* Request: Please transcribe all of the items below word for word, leaving the pictures out of your copy.

* Records supplied:
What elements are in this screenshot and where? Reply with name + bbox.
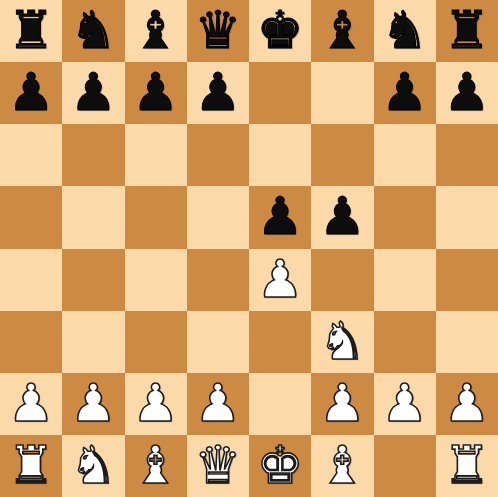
square-g1[interactable]: [374, 435, 436, 497]
square-b6[interactable]: [62, 124, 124, 186]
piece-white-rook[interactable]: ♜: [8, 439, 55, 491]
square-b5[interactable]: [62, 186, 124, 248]
square-c7[interactable]: ♟: [125, 62, 187, 124]
piece-black-knight[interactable]: ♞: [381, 4, 428, 56]
piece-black-king[interactable]: ♚: [257, 4, 304, 56]
square-e7[interactable]: [249, 62, 311, 124]
square-f1[interactable]: ♝: [311, 435, 373, 497]
square-h3[interactable]: [436, 311, 498, 373]
square-d4[interactable]: [187, 249, 249, 311]
square-e3[interactable]: [249, 311, 311, 373]
square-b4[interactable]: [62, 249, 124, 311]
chess-board: ♜♞♝♛♚♝♞♜♟♟♟♟♟♟♟♟♟♞♟♟♟♟♟♟♟♜♞♝♛♚♝♜: [0, 0, 498, 497]
piece-black-rook[interactable]: ♜: [8, 4, 55, 56]
square-h2[interactable]: ♟: [436, 373, 498, 435]
square-h1[interactable]: ♜: [436, 435, 498, 497]
piece-black-queen[interactable]: ♛: [195, 4, 242, 56]
square-d2[interactable]: ♟: [187, 373, 249, 435]
piece-black-bishop[interactable]: ♝: [319, 4, 366, 56]
square-b2[interactable]: ♟: [62, 373, 124, 435]
square-h8[interactable]: ♜: [436, 0, 498, 62]
square-d3[interactable]: [187, 311, 249, 373]
square-g8[interactable]: ♞: [374, 0, 436, 62]
square-a7[interactable]: ♟: [0, 62, 62, 124]
square-f2[interactable]: ♟: [311, 373, 373, 435]
piece-black-knight[interactable]: ♞: [70, 4, 117, 56]
square-d5[interactable]: [187, 186, 249, 248]
piece-white-pawn[interactable]: ♟: [195, 377, 242, 429]
square-f3[interactable]: ♞: [311, 311, 373, 373]
square-c5[interactable]: [125, 186, 187, 248]
square-a5[interactable]: [0, 186, 62, 248]
square-c8[interactable]: ♝: [125, 0, 187, 62]
square-g2[interactable]: ♟: [374, 373, 436, 435]
piece-black-pawn[interactable]: ♟: [8, 66, 55, 118]
piece-black-pawn[interactable]: ♟: [195, 66, 242, 118]
square-e2[interactable]: [249, 373, 311, 435]
piece-white-pawn[interactable]: ♟: [319, 377, 366, 429]
square-h7[interactable]: ♟: [436, 62, 498, 124]
square-a3[interactable]: [0, 311, 62, 373]
piece-white-pawn[interactable]: ♟: [257, 253, 304, 305]
piece-black-pawn[interactable]: ♟: [381, 66, 428, 118]
square-f7[interactable]: [311, 62, 373, 124]
square-d8[interactable]: ♛: [187, 0, 249, 62]
piece-white-queen[interactable]: ♛: [195, 439, 242, 491]
piece-white-bishop[interactable]: ♝: [319, 439, 366, 491]
piece-white-knight[interactable]: ♞: [70, 439, 117, 491]
square-d6[interactable]: [187, 124, 249, 186]
piece-white-rook[interactable]: ♜: [444, 439, 491, 491]
square-g6[interactable]: [374, 124, 436, 186]
square-e8[interactable]: ♚: [249, 0, 311, 62]
square-a1[interactable]: ♜: [0, 435, 62, 497]
piece-black-bishop[interactable]: ♝: [132, 4, 179, 56]
piece-black-rook[interactable]: ♜: [444, 4, 491, 56]
square-a4[interactable]: [0, 249, 62, 311]
piece-white-pawn[interactable]: ♟: [132, 377, 179, 429]
square-e5[interactable]: ♟: [249, 186, 311, 248]
square-b1[interactable]: ♞: [62, 435, 124, 497]
square-c4[interactable]: [125, 249, 187, 311]
piece-white-pawn[interactable]: ♟: [381, 377, 428, 429]
piece-white-pawn[interactable]: ♟: [70, 377, 117, 429]
square-d7[interactable]: ♟: [187, 62, 249, 124]
square-g3[interactable]: [374, 311, 436, 373]
piece-black-pawn[interactable]: ♟: [70, 66, 117, 118]
piece-white-pawn[interactable]: ♟: [8, 377, 55, 429]
piece-white-bishop[interactable]: ♝: [132, 439, 179, 491]
square-f4[interactable]: [311, 249, 373, 311]
square-c1[interactable]: ♝: [125, 435, 187, 497]
piece-black-pawn[interactable]: ♟: [319, 190, 366, 242]
square-f8[interactable]: ♝: [311, 0, 373, 62]
square-f6[interactable]: [311, 124, 373, 186]
square-b8[interactable]: ♞: [62, 0, 124, 62]
square-h6[interactable]: [436, 124, 498, 186]
square-b7[interactable]: ♟: [62, 62, 124, 124]
piece-white-knight[interactable]: ♞: [319, 315, 366, 367]
square-h4[interactable]: [436, 249, 498, 311]
square-f5[interactable]: ♟: [311, 186, 373, 248]
square-g5[interactable]: [374, 186, 436, 248]
piece-white-king[interactable]: ♚: [257, 439, 304, 491]
piece-black-pawn[interactable]: ♟: [132, 66, 179, 118]
piece-black-pawn[interactable]: ♟: [257, 190, 304, 242]
square-c2[interactable]: ♟: [125, 373, 187, 435]
square-c6[interactable]: [125, 124, 187, 186]
square-b3[interactable]: [62, 311, 124, 373]
square-e1[interactable]: ♚: [249, 435, 311, 497]
square-g4[interactable]: [374, 249, 436, 311]
square-a6[interactable]: [0, 124, 62, 186]
piece-black-pawn[interactable]: ♟: [444, 66, 491, 118]
square-a8[interactable]: ♜: [0, 0, 62, 62]
square-e4[interactable]: ♟: [249, 249, 311, 311]
square-c3[interactable]: [125, 311, 187, 373]
square-d1[interactable]: ♛: [187, 435, 249, 497]
square-g7[interactable]: ♟: [374, 62, 436, 124]
square-a2[interactable]: ♟: [0, 373, 62, 435]
square-h5[interactable]: [436, 186, 498, 248]
square-e6[interactable]: [249, 124, 311, 186]
piece-white-pawn[interactable]: ♟: [444, 377, 491, 429]
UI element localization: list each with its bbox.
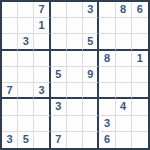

* Exercise result:
What elements are in this screenshot and where? Reply with name + bbox.
square-g1[interactable]: [374, 435, 436, 497]
square-b6[interactable]: [62, 124, 124, 186]
piece-white-rook[interactable]: ♜: [8, 439, 55, 491]
square-b5[interactable]: [62, 186, 124, 248]
square-c7[interactable]: ♟: [125, 62, 187, 124]
piece-black-knight[interactable]: ♞: [381, 4, 428, 56]
piece-black-king[interactable]: ♚: [257, 4, 304, 56]
square-e7[interactable]: [249, 62, 311, 124]
square-f1[interactable]: ♝: [311, 435, 373, 497]
square-h3[interactable]: [436, 311, 498, 373]
square-d4[interactable]: [187, 249, 249, 311]
square-e3[interactable]: [249, 311, 311, 373]
square-b4[interactable]: [62, 249, 124, 311]
chess-board: ♜♞♝♛♚♝♞♜♟♟♟♟♟♟♟♟♟♞♟♟♟♟♟♟♟♜♞♝♛♚♝♜: [0, 0, 498, 497]
piece-black-rook[interactable]: ♜: [8, 4, 55, 56]
square-h2[interactable]: ♟: [436, 373, 498, 435]
square-h1[interactable]: ♜: [436, 435, 498, 497]
piece-black-queen[interactable]: ♛: [195, 4, 242, 56]
square-d2[interactable]: ♟: [187, 373, 249, 435]
piece-black-bishop[interactable]: ♝: [319, 4, 366, 56]
square-b2[interactable]: ♟: [62, 373, 124, 435]
square-h8[interactable]: ♜: [436, 0, 498, 62]
square-d3[interactable]: [187, 311, 249, 373]
square-g8[interactable]: ♞: [374, 0, 436, 62]
square-a7[interactable]: ♟: [0, 62, 62, 124]
square-f2[interactable]: ♟: [311, 373, 373, 435]
piece-black-knight[interactable]: ♞: [70, 4, 117, 56]
square-d5[interactable]: [187, 186, 249, 248]
piece-white-pawn[interactable]: ♟: [195, 377, 242, 429]
square-f3[interactable]: ♞: [311, 311, 373, 373]
square-c5[interactable]: [125, 186, 187, 248]
square-a5[interactable]: [0, 186, 62, 248]
square-c8[interactable]: ♝: [125, 0, 187, 62]
square-g2[interactable]: ♟: [374, 373, 436, 435]
piece-black-pawn[interactable]: ♟: [8, 66, 55, 118]
piece-black-pawn[interactable]: ♟: [195, 66, 242, 118]
square-e2[interactable]: [249, 373, 311, 435]
piece-white-pawn[interactable]: ♟: [319, 377, 366, 429]
square-h7[interactable]: ♟: [436, 62, 498, 124]
square-a3[interactable]: [0, 311, 62, 373]
piece-white-pawn[interactable]: ♟: [257, 253, 304, 305]
piece-black-pawn[interactable]: ♟: [381, 66, 428, 118]
square-f7[interactable]: [311, 62, 373, 124]
square-d8[interactable]: ♛: [187, 0, 249, 62]
piece-white-queen[interactable]: ♛: [195, 439, 242, 491]
piece-white-bishop[interactable]: ♝: [319, 439, 366, 491]
piece-white-knight[interactable]: ♞: [70, 439, 117, 491]
square-d6[interactable]: [187, 124, 249, 186]
piece-white-rook[interactable]: ♜: [444, 439, 491, 491]
square-g6[interactable]: [374, 124, 436, 186]
square-e8[interactable]: ♚: [249, 0, 311, 62]
square-a1[interactable]: ♜: [0, 435, 62, 497]
piece-black-bishop[interactable]: ♝: [132, 4, 179, 56]
piece-black-rook[interactable]: ♜: [444, 4, 491, 56]
square-a4[interactable]: [0, 249, 62, 311]
piece-white-pawn[interactable]: ♟: [132, 377, 179, 429]
square-e5[interactable]: ♟: [249, 186, 311, 248]
square-b1[interactable]: ♞: [62, 435, 124, 497]
square-c4[interactable]: [125, 249, 187, 311]
piece-white-pawn[interactable]: ♟: [381, 377, 428, 429]
piece-white-pawn[interactable]: ♟: [70, 377, 117, 429]
square-d7[interactable]: ♟: [187, 62, 249, 124]
square-g3[interactable]: [374, 311, 436, 373]
piece-black-pawn[interactable]: ♟: [70, 66, 117, 118]
piece-white-pawn[interactable]: ♟: [8, 377, 55, 429]
piece-white-bishop[interactable]: ♝: [132, 439, 179, 491]
square-f4[interactable]: [311, 249, 373, 311]
square-c1[interactable]: ♝: [125, 435, 187, 497]
piece-black-pawn[interactable]: ♟: [319, 190, 366, 242]
square-f8[interactable]: ♝: [311, 0, 373, 62]
square-f6[interactable]: [311, 124, 373, 186]
square-b8[interactable]: ♞: [62, 0, 124, 62]
square-h6[interactable]: [436, 124, 498, 186]
square-b7[interactable]: ♟: [62, 62, 124, 124]
piece-white-knight[interactable]: ♞: [319, 315, 366, 367]
square-h4[interactable]: [436, 249, 498, 311]
square-f5[interactable]: ♟: [311, 186, 373, 248]
square-g5[interactable]: [374, 186, 436, 248]
piece-white-king[interactable]: ♚: [257, 439, 304, 491]
piece-black-pawn[interactable]: ♟: [132, 66, 179, 118]
piece-black-pawn[interactable]: ♟: [257, 190, 304, 242]
square-c2[interactable]: ♟: [125, 373, 187, 435]
square-c6[interactable]: [125, 124, 187, 186]
square-b3[interactable]: [62, 311, 124, 373]
square-e1[interactable]: ♚: [249, 435, 311, 497]
square-g4[interactable]: [374, 249, 436, 311]
square-a6[interactable]: [0, 124, 62, 186]
piece-black-pawn[interactable]: ♟: [444, 66, 491, 118]
square-a8[interactable]: ♜: [0, 0, 62, 62]
square-e4[interactable]: ♟: [249, 249, 311, 311]
square-c3[interactable]: [125, 311, 187, 373]
square-d1[interactable]: ♛: [187, 435, 249, 497]
square-g7[interactable]: ♟: [374, 62, 436, 124]
square-a2[interactable]: ♟: [0, 373, 62, 435]
square-h5[interactable]: [436, 186, 498, 248]
square-e6[interactable]: [249, 124, 311, 186]
piece-white-pawn[interactable]: ♟: [444, 377, 491, 429]
UI element localization: list each with its bbox.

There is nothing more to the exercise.